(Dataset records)
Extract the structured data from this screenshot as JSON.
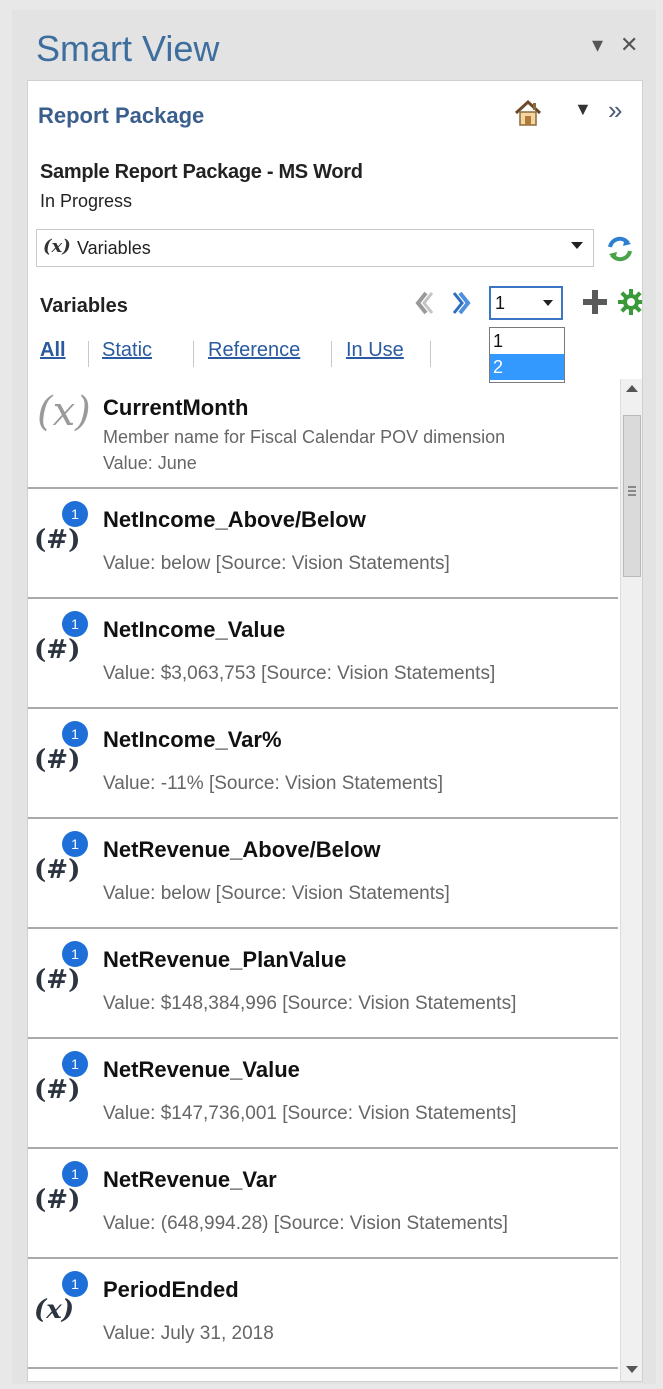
{
  "title": "Smart View",
  "title_controls": {
    "menu": "▾",
    "close": "✕"
  },
  "report_package_link": "Report Package",
  "home_icon": "home-icon",
  "more_icon": "»",
  "package": {
    "name": "Sample Report Package - MS Word",
    "status": "In Progress"
  },
  "selector": {
    "icon": "(x)",
    "value": "Variables"
  },
  "variables_heading": "Variables",
  "page_select": {
    "value": "1",
    "options": [
      "1",
      "2"
    ],
    "highlighted": "2"
  },
  "filters": {
    "all": "All",
    "static": "Static",
    "reference": "Reference",
    "in_use": "In Use"
  },
  "colors": {
    "title": "#3e6e9e",
    "link": "#2a5aa0",
    "badge": "#1e6fd8",
    "add": "#555555",
    "gear": "#3a9a3a"
  },
  "items": [
    {
      "name": "CurrentMonth",
      "desc": "Member name for Fiscal Calendar POV dimension",
      "value": "Value: June",
      "icon": "(x)"
    },
    {
      "name": "NetIncome_Above/Below",
      "value": "Value: below [Source: Vision Statements]",
      "badge": "1",
      "icon": "(#)"
    },
    {
      "name": "NetIncome_Value",
      "value": "Value:  $3,063,753  [Source: Vision Statements]",
      "badge": "1",
      "icon": "(#)"
    },
    {
      "name": "NetIncome_Var%",
      "value": "Value: -11% [Source: Vision Statements]",
      "badge": "1",
      "icon": "(#)"
    },
    {
      "name": "NetRevenue_Above/Below",
      "value": "Value: below [Source: Vision Statements]",
      "badge": "1",
      "icon": "(#)"
    },
    {
      "name": "NetRevenue_PlanValue",
      "value": "Value:  $148,384,996  [Source: Vision Statements]",
      "badge": "1",
      "icon": "(#)"
    },
    {
      "name": "NetRevenue_Value",
      "value": "Value:  $147,736,001  [Source: Vision Statements]",
      "badge": "1",
      "icon": "(#)"
    },
    {
      "name": "NetRevenue_Var",
      "value": "Value:  (648,994.28) [Source: Vision Statements]",
      "badge": "1",
      "icon": "(#)"
    },
    {
      "name": "PeriodEnded",
      "value": "Value: July 31, 2018",
      "badge": "1",
      "icon": "(x)"
    }
  ]
}
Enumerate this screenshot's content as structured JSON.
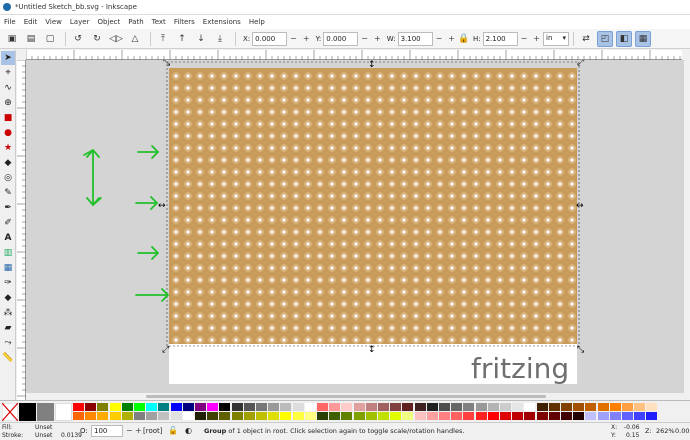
{
  "window": {
    "title": "*Untitled Sketch_bb.svg - Inkscape"
  },
  "menu": [
    "File",
    "Edit",
    "View",
    "Layer",
    "Object",
    "Path",
    "Text",
    "Filters",
    "Extensions",
    "Help"
  ],
  "toolbar": {
    "x_label": "X:",
    "x_value": "0.000",
    "y_label": "Y:",
    "y_value": "0.000",
    "w_label": "W:",
    "w_value": "3.100",
    "h_label": "H:",
    "h_value": "2.100",
    "unit": "in",
    "stepper_minus": "−",
    "stepper_plus": "+"
  },
  "canvas": {
    "logo_text": "fritzing",
    "board_color": "#c89b5a",
    "hole_color": "#ffffff",
    "annotation_color": "#22c02a",
    "hole_columns": 34,
    "hole_rows": 23
  },
  "palette": {
    "row1": [
      "#ff0000",
      "#8b0000",
      "#808000",
      "#ffff00",
      "#008000",
      "#00ff00",
      "#00ffff",
      "#008080",
      "#0000ff",
      "#000080",
      "#800080",
      "#ff00ff",
      "#000000",
      "#333333",
      "#555555",
      "#777777",
      "#999999",
      "#bbbbbb",
      "#dddddd",
      "#ffffff",
      "#ff6666",
      "#ff9999",
      "#ffcccc",
      "#e0a0a0",
      "#c08080",
      "#a06060",
      "#804040",
      "#602020",
      "#402020",
      "#202020",
      "#4d4d4d",
      "#666666",
      "#808080",
      "#999999",
      "#b3b3b3",
      "#cccccc",
      "#e6e6e6",
      "#ffffff",
      "#402000",
      "#603000",
      "#804000",
      "#a05000",
      "#c06000",
      "#e07000",
      "#ff8000",
      "#ffa040",
      "#ffc080",
      "#ffe0c0"
    ],
    "row2": [
      "#ff6600",
      "#ff8800",
      "#ffaa00",
      "#ffcc00",
      "#b0b000",
      "#808080",
      "#a0a0a0",
      "#c0c0c0",
      "#e0e0e0",
      "#ffffff",
      "#202000",
      "#404000",
      "#606000",
      "#808000",
      "#a0a000",
      "#c0c000",
      "#e0e000",
      "#ffff00",
      "#ffff40",
      "#ffff80",
      "#2a4000",
      "#406000",
      "#608000",
      "#80a000",
      "#a0c000",
      "#c0e000",
      "#e0ff00",
      "#f0ff80",
      "#ffc0c0",
      "#ffa0a0",
      "#ff8080",
      "#ff6060",
      "#ff4040",
      "#ff2020",
      "#ff0000",
      "#e00000",
      "#c00000",
      "#a00000",
      "#800000",
      "#600000",
      "#400000",
      "#200000",
      "#c0c0ff",
      "#a0a0ff",
      "#8080ff",
      "#6060ff",
      "#4040ff",
      "#2020ff"
    ]
  },
  "status": {
    "fill_label": "Fill:",
    "fill_value": "Unset",
    "stroke_label": "Stroke:",
    "stroke_value": "Unset",
    "stroke_width": "0.0139",
    "opacity_label": "O:",
    "opacity_value": "100",
    "layer": "[root]",
    "message_bold": "Group",
    "message": " of 1 object in root. Click selection again to toggle scale/rotation handles.",
    "x_label": "X:",
    "x_value": "-0.06",
    "y_label": "Y:",
    "y_value": "0.15",
    "zoom_label": "Z:",
    "zoom_value": "262%",
    "rotation_value": "0.00"
  },
  "icons": [
    "selector-tool-icon",
    "node-tool-icon",
    "tweak-tool-icon",
    "zoom-tool-icon",
    "rect-tool-icon",
    "circle-tool-icon",
    "star-tool-icon",
    "3d-box-tool-icon",
    "spiral-tool-icon",
    "pencil-tool-icon",
    "pen-tool-icon",
    "calligraphy-tool-icon",
    "text-tool-icon",
    "gradient-tool-icon",
    "mesh-tool-icon",
    "dropper-tool-icon",
    "paint-bucket-tool-icon",
    "spray-tool-icon",
    "eraser-tool-icon",
    "connector-tool-icon",
    "measure-tool-icon"
  ]
}
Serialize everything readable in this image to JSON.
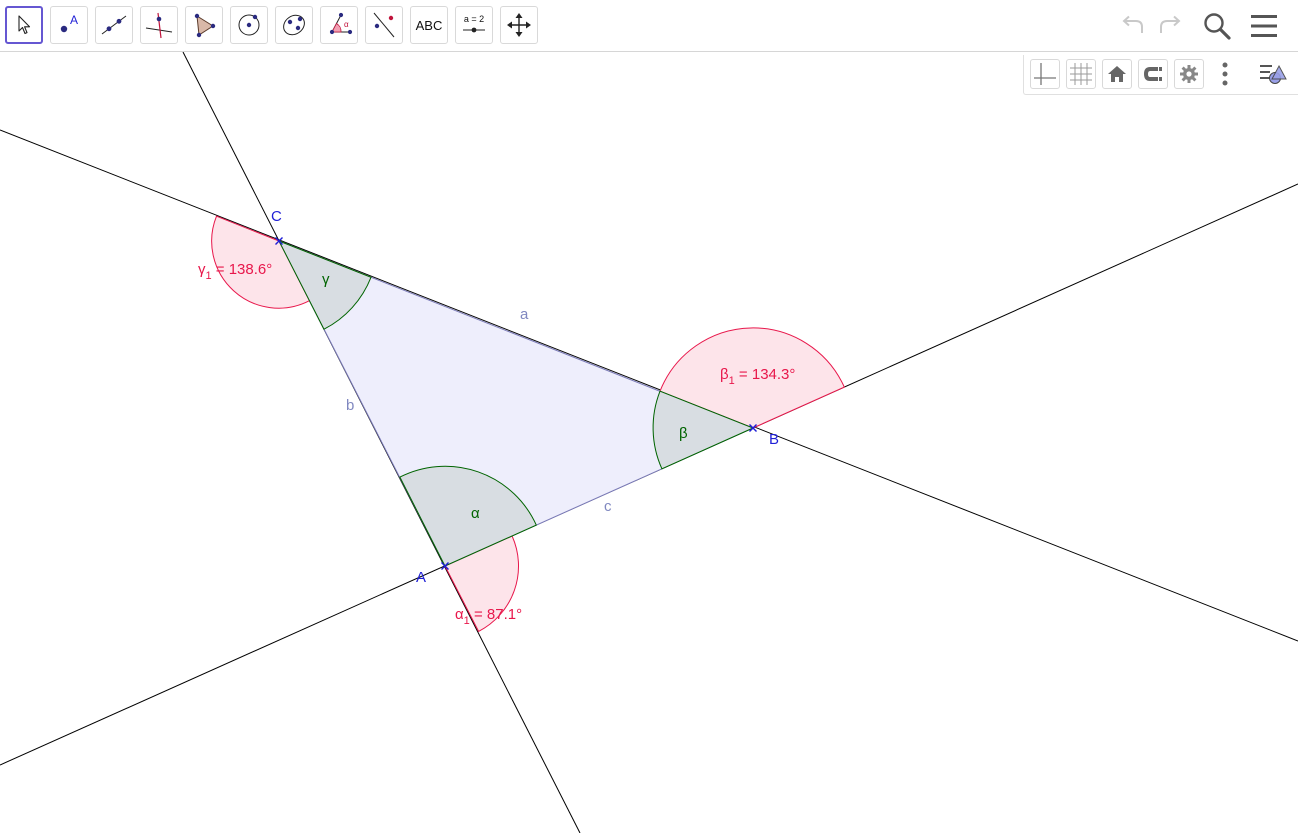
{
  "toolbar": {
    "tools": [
      {
        "name": "move"
      },
      {
        "name": "point",
        "label": "A"
      },
      {
        "name": "line"
      },
      {
        "name": "perpendicular-line"
      },
      {
        "name": "polygon"
      },
      {
        "name": "circle-center-point"
      },
      {
        "name": "ellipse"
      },
      {
        "name": "angle",
        "label": "α"
      },
      {
        "name": "reflect-about-line"
      },
      {
        "name": "text",
        "label": "ABC"
      },
      {
        "name": "slider",
        "label": "a = 2"
      },
      {
        "name": "move-graphics-view"
      }
    ],
    "right": [
      "undo",
      "redo",
      "search",
      "main-menu"
    ]
  },
  "view_bar": [
    "axes",
    "grid",
    "standard-view",
    "point-capturing",
    "graphics-settings",
    "more",
    "style-bar-toggle"
  ],
  "colors": {
    "triangle_fill": "#eeeefc",
    "triangle_stroke": "#7a7ab8",
    "interior_angle": "#006400",
    "interior_fill": "#d8dde2",
    "exterior_angle": "#e8174b",
    "exterior_fill": "#fde4ea",
    "point": "#1f1fd6",
    "line": "#000000",
    "accent": "#6557d2"
  },
  "geometry": {
    "points": [
      {
        "label": "A"
      },
      {
        "label": "B"
      },
      {
        "label": "C"
      }
    ],
    "segments": [
      {
        "label": "a"
      },
      {
        "label": "b"
      },
      {
        "label": "c"
      }
    ],
    "interior_angles": [
      {
        "label": "α"
      },
      {
        "label": "β"
      },
      {
        "label": "γ"
      }
    ],
    "exterior_angles": [
      {
        "name": "α",
        "sub": "1",
        "value": " = 87.1°"
      },
      {
        "name": "β",
        "sub": "1",
        "value": " = 134.3°"
      },
      {
        "name": "γ",
        "sub": "1",
        "value": " = 138.6°"
      }
    ]
  }
}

**INSTRUCTION**
From the records above, copy every line that holds the word "JSON".

**SOLUTION FOR THIS TASK**
Extract the structured data from this screenshot as JSON.
Enumerate this screenshot's content as structured JSON.
Serialize everything readable in this image to JSON.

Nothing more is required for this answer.